STATED GOAL: Write the material out again, line by line, exactly as it is.

LISTED RECORDS:

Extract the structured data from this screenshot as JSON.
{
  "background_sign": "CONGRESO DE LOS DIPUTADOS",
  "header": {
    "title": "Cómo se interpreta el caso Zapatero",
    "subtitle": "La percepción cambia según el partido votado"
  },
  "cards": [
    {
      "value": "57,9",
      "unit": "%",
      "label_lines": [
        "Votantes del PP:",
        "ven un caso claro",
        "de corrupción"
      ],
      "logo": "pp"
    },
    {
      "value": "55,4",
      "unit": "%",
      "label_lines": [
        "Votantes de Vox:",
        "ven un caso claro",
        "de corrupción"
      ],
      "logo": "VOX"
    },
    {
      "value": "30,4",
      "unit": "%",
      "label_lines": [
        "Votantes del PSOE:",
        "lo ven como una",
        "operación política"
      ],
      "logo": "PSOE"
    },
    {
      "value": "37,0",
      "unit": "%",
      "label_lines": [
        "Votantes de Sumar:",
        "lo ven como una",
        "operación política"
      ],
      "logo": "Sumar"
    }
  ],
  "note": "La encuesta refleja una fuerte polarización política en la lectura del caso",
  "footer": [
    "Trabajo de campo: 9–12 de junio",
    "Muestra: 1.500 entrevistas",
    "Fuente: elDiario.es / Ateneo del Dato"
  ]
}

SOLUTION TO THE PROBLEM:
Extract the structured data from this screenshot as JSON.
{
  "background_sign": "CONGRESO DE LOS DIPUTADOS",
  "header": {
    "title": "Cómo se interpreta el caso Zapatero",
    "subtitle": "La percepción cambia según el partido votado"
  },
  "cards": [
    {
      "value": "57,9",
      "unit": "%",
      "label_lines": [
        "Votantes del PP:",
        "ven un caso claro",
        "de corrupción"
      ],
      "logo": "pp"
    },
    {
      "value": "55,4",
      "unit": "%",
      "label_lines": [
        "Votantes de Vox:",
        "ven un caso claro",
        "de corrupción"
      ],
      "logo": "VOX"
    },
    {
      "value": "30,4",
      "unit": "%",
      "label_lines": [
        "Votantes del PSOE:",
        "lo ven como una",
        "operación política"
      ],
      "logo": "PSOE"
    },
    {
      "value": "37,0",
      "unit": "%",
      "label_lines": [
        "Votantes de Sumar:",
        "lo ven como una",
        "operación política"
      ],
      "logo": "Sumar"
    }
  ],
  "note": "La encuesta refleja una fuerte polarización política en la lectura del caso",
  "footer": [
    "Trabajo de campo: 9–12 de junio",
    "Muestra: 1.500 entrevistas",
    "Fuente: elDiario.es / Ateneo del Dato"
  ]
}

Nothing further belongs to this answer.